最初、スパムかと思って、ドキドキしましたよ。
okiさんなんですね。
安心しました!
先祖に定家のような人物がいたら、その後の歴史が仮に凡庸なものであっても、ご先祖様の定家を崇めるのは、まあ、人情なのかもしれないですね。
我が家の系譜はほとんど分からないだけに、江戸どころか鎌倉を遡り、さらに平安時代にまで系譜を辿れるなんて、想像を超えます。
それはそれとして、定家の功績は大きいのでしょう。
和歌の歴史を語るのに、避けて通るわけには行かないし。
>ところでうちの母は、久方の光のどけき春の日にしず心なく、花の散るらむ、の和歌が気にいってましてね、歌の中に母の名前しずこが入っているからという
ってのは、微笑ましい!
小生はあるクラシック(ワルツ)の曲名が気になる。我輩の苗字が(音だけですが)入っているから、という単純な理由で。
我が母は、ある焼き物のブランドと同じで、テレビなどでその関係の陶器が出てくると、ちょっと気になります。
投稿: やいっち | 2010/01/30 17:06
名前をいれわすれて、失礼しました。東京も雪が、降っています。明日の新聞配達は大変ですね。それよりちょうど中学入試で交通機関の麻痺が心配ですね。弥一さんは雪の新聞配達慣れましたか?今月は来週月曜日が、新聞休刊日ですね。図書館が、嫌なのはマナーを守らない人がいること。図書の紛失を防ぐためにセキュリティシステム導入しても、本や雑誌の一部を切り抜く輩がいる。新聞はセキュリティシステムに対応出来ないからやはり持ち去る輩がいる。うちの近くの図書館ではなぜか東京新聞が、かなり持ち去られているとか。悪いこと考える頭があるなら、別のことに使ってほしい
投稿: oki | 2010/02/02 00:35
okiさん
東京は、二年ぶりの<大雪>だったようですね。
東京の雪も、たまにだったら、仕事などに支障がない限り、いいものかもしれないですね。
受験とか、あれこれ困る人も多いのでしょうが。
雪の中の配達、慣れた気はします。
少なくとも数十センチの積雪だったら、脅威には感じなくなりました。
ただ、仕事が終わって帰宅しても、休めなくて、すぐに雪掻きしないといけないってのが、辛いです。
図書館でのマナーの悪さは、痛感します。
東京在住当時、最寄の図書館で、特に物理学関連の書籍の被害がひどかった。
どんな被害かというと、奥付けの頁が破られている本が何十冊も見受けられたのです。
小生が借りたい、読みたいと思うような本が、そんな状態だから、借りにくい。
本を破るなんて、考えられない。
新聞はともかく、図書館でゆっくり雑誌を読みたいなー。
何十種類も雑誌があって、これらを物色するだけでも一日があっという間に過ぎそうです。
そんな余裕というか、ゆとりのある生活、夢のまた夢です。
今日は病院へ。
で、母の食事の介助の帰り、中心街の商店街へ買物に行ったのですが、書店はやはり避けました。
目移りするだけで、買えないのでは寂しすぎるし。
本はやはり買って、座右の書として読みたい。
-*-
● **作業内容**:
A. 本文の「名前をいれわすれて」で始まる段落を、主な事実を残したまま短く書き直しなさい。
B. 本文の「我が母は、ある焼き物のブラン」から「雪の中の配達、慣れた気はします。」までを、両端を含めてそのまま書き写しなさい。
記録は本文とは別の資料である。
-*-
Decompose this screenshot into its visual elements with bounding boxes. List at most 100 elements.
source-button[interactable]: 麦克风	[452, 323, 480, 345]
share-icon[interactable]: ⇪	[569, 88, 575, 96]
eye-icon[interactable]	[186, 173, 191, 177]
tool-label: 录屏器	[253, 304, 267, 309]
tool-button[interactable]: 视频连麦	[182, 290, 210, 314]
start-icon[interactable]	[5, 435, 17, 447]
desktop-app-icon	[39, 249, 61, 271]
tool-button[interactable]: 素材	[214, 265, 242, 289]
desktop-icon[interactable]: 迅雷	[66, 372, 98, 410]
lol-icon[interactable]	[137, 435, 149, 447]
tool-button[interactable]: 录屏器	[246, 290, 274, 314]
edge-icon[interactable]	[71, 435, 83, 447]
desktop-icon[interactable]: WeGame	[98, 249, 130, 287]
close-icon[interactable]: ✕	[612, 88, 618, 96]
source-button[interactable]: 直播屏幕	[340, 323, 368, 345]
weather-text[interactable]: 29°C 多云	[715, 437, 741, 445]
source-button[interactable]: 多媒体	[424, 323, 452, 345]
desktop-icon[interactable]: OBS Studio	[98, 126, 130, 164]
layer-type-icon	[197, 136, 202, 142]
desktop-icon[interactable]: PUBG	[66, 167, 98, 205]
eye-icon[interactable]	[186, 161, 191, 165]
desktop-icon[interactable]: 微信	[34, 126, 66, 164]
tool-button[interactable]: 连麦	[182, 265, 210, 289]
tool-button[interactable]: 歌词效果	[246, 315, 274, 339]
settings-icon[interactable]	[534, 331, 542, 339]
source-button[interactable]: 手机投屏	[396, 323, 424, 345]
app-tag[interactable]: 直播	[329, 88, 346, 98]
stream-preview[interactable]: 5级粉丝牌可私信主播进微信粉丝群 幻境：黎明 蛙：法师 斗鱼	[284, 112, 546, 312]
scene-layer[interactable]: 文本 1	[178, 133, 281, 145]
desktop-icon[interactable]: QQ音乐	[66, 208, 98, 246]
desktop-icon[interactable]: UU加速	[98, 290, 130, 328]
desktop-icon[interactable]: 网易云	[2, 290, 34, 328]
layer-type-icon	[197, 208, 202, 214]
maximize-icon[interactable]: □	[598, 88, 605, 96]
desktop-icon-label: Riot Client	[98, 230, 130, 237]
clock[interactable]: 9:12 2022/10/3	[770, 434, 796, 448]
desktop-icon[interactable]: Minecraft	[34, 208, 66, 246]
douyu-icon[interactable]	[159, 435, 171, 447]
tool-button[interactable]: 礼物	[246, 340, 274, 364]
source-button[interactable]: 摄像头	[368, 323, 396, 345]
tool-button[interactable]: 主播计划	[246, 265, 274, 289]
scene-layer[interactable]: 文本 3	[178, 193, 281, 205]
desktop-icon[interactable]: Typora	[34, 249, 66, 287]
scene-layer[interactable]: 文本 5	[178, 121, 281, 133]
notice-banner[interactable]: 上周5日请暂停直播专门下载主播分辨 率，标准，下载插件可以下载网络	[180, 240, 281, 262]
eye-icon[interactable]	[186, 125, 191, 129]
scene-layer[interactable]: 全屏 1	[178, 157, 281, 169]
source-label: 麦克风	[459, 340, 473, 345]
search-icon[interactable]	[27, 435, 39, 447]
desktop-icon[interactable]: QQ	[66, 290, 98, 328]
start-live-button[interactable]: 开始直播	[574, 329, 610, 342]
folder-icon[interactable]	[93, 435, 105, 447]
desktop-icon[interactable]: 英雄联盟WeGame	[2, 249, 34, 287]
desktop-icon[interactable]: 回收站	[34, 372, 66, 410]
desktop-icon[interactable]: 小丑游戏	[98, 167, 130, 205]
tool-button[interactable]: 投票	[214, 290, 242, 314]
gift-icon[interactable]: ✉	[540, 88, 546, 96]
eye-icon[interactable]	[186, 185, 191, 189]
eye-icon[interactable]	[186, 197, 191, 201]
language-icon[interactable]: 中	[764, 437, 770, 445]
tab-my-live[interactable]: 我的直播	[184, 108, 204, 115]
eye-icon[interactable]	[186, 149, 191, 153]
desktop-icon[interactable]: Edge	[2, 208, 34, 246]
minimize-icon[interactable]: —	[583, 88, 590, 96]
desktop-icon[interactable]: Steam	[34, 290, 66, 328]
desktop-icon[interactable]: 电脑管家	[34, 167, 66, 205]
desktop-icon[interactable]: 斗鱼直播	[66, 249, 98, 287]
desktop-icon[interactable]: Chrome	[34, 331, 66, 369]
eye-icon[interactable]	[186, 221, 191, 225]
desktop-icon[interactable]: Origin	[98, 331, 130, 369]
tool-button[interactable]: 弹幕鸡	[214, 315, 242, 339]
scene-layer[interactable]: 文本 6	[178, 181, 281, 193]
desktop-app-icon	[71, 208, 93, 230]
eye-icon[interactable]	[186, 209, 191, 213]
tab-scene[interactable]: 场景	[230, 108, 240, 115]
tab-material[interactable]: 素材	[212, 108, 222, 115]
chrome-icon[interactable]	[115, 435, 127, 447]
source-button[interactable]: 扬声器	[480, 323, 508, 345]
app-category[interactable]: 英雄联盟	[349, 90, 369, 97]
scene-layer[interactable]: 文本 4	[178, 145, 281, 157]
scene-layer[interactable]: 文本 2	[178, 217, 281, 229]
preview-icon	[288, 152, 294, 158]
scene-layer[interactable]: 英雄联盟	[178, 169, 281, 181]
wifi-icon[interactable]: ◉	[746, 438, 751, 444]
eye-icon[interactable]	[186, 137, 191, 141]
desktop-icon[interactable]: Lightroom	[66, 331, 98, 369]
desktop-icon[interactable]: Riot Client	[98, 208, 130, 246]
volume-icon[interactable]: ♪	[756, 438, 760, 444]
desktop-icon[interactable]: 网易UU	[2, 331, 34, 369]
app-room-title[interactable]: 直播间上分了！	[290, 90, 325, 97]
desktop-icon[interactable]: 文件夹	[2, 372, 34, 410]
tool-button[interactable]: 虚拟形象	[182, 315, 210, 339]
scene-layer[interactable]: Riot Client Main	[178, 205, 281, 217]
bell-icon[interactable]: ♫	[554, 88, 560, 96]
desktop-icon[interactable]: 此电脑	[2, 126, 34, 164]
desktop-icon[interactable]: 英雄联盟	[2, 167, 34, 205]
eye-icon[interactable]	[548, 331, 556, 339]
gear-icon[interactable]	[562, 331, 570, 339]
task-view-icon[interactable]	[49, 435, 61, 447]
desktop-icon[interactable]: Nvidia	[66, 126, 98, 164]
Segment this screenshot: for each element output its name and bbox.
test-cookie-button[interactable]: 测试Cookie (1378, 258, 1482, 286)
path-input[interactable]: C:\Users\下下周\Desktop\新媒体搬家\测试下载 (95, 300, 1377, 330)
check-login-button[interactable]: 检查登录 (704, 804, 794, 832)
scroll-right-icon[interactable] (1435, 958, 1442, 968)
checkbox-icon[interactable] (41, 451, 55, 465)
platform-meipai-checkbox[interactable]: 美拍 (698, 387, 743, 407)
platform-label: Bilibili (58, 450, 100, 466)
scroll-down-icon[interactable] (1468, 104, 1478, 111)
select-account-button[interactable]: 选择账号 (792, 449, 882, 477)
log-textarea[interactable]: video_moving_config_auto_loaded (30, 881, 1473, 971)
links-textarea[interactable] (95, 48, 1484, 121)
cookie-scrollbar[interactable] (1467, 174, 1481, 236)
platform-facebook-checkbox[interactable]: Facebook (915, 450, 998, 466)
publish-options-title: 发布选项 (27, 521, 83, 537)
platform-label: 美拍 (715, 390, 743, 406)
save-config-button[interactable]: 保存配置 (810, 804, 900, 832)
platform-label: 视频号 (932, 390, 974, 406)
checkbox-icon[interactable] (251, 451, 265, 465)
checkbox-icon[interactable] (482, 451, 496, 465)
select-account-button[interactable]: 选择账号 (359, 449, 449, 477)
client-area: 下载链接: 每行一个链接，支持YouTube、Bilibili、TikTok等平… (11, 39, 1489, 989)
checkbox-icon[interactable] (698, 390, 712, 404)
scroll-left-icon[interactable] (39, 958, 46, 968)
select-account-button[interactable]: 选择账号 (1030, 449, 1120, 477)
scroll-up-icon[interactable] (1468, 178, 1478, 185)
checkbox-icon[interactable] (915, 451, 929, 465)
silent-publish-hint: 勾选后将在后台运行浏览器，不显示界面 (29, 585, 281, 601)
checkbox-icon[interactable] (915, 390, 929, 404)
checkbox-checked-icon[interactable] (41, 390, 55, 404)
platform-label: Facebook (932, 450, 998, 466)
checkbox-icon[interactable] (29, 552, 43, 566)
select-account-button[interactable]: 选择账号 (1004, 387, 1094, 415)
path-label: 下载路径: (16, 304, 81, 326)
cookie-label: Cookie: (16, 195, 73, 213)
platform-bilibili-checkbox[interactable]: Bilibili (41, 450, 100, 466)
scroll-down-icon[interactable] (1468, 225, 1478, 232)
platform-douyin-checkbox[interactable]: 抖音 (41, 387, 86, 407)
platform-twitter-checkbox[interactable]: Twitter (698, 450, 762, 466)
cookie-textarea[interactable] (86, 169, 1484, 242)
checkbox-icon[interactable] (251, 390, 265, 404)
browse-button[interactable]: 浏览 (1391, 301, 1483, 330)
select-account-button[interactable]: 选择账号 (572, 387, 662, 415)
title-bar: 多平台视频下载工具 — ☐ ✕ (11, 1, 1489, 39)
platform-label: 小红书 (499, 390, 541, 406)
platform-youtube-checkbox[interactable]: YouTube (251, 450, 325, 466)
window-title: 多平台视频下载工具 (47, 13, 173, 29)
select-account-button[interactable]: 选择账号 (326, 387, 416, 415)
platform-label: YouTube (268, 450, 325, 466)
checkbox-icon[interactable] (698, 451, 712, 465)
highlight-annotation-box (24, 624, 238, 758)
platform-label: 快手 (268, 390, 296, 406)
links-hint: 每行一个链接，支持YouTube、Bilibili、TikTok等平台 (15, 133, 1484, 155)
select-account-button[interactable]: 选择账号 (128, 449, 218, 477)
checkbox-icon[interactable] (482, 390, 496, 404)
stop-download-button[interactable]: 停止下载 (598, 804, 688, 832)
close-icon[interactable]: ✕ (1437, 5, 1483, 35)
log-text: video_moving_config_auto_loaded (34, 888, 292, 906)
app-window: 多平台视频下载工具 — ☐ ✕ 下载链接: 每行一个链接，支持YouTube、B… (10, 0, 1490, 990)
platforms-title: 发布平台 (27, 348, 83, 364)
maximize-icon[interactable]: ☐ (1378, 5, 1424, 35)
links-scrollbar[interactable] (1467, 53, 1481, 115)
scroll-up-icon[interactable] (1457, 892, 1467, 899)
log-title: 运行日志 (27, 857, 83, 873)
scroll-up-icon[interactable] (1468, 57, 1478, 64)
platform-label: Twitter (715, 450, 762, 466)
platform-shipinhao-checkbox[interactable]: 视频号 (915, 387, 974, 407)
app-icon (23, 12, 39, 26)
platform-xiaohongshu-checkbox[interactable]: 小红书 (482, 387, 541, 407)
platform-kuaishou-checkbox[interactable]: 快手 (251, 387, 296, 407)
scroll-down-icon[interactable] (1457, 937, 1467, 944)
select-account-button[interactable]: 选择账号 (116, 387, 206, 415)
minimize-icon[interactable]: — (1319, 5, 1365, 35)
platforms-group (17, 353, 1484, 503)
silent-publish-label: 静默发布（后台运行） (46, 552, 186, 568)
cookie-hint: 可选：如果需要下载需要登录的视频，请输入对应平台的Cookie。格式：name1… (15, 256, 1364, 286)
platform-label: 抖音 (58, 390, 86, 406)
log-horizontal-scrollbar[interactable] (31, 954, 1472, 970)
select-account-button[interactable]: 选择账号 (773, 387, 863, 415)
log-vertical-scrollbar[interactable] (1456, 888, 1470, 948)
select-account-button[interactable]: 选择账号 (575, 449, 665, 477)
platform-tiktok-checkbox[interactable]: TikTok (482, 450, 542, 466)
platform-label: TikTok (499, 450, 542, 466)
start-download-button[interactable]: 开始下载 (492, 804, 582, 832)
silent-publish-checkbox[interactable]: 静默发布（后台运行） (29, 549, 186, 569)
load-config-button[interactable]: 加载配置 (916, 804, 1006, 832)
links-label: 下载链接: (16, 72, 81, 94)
-*-
● **課題別の解答**:
A. 名前を入れ忘れたことを詫びている。東京も雪で、明日の新聞配達は大変そうだ。ちょうど中学入試の時期なので、交通機関の麻痺も心配だ。弥一さんに、雪の中の新聞配達に慣れたかを尋ねている。今月は来週月曜日が新聞休刊日である。図書館で嫌なのは、マナーを守らない人がいることだ。セキュリティシステムを導入しても本や雑誌の一部を切り抜く者がいて、システムに対応できない新聞は持ち去られる。近くの図書館では東京新聞がかなり持ち去られているという。悪いことを考える頭を、別のことに使ってほしい。

B.
我が母は、ある焼き物のブランドと同じで、テレビなどでその関係の陶器が出てくると、ちょっと気になります。
投稿: やいっち | 2010/01/30 17:06
名前をいれわすれて、失礼しました。東京も雪が、降っています。明日の新聞配達は大変ですね。それよりちょうど中学入試で交通機関の麻痺が心配ですね。弥一さんは雪の新聞配達慣れましたか?今月は来週月曜日が、新聞休刊日ですね。図書館が、嫌なのはマナーを守らない人がいること。図書の紛失を防ぐためにセキュリティシステム導入しても、本や雑誌の一部を切り抜く輩がいる。新聞はセキュリティシステムに対応出来ないからやはり持ち去る輩がいる。うちの近くの図書館ではなぜか東京新聞が、かなり持ち去られているとか。悪いこと考える頭があるなら、別のことに使ってほしい
投稿: oki | 2010/02/02 00:35
okiさん
東京は、二年ぶりの<大雪>だったようですね。
東京の雪も、たまにだったら、仕事などに支障がない限り、いいものかもしれないですね。
受験とか、あれこれ困る人も多いのでしょうが。
雪の中の配達、慣れた気はします。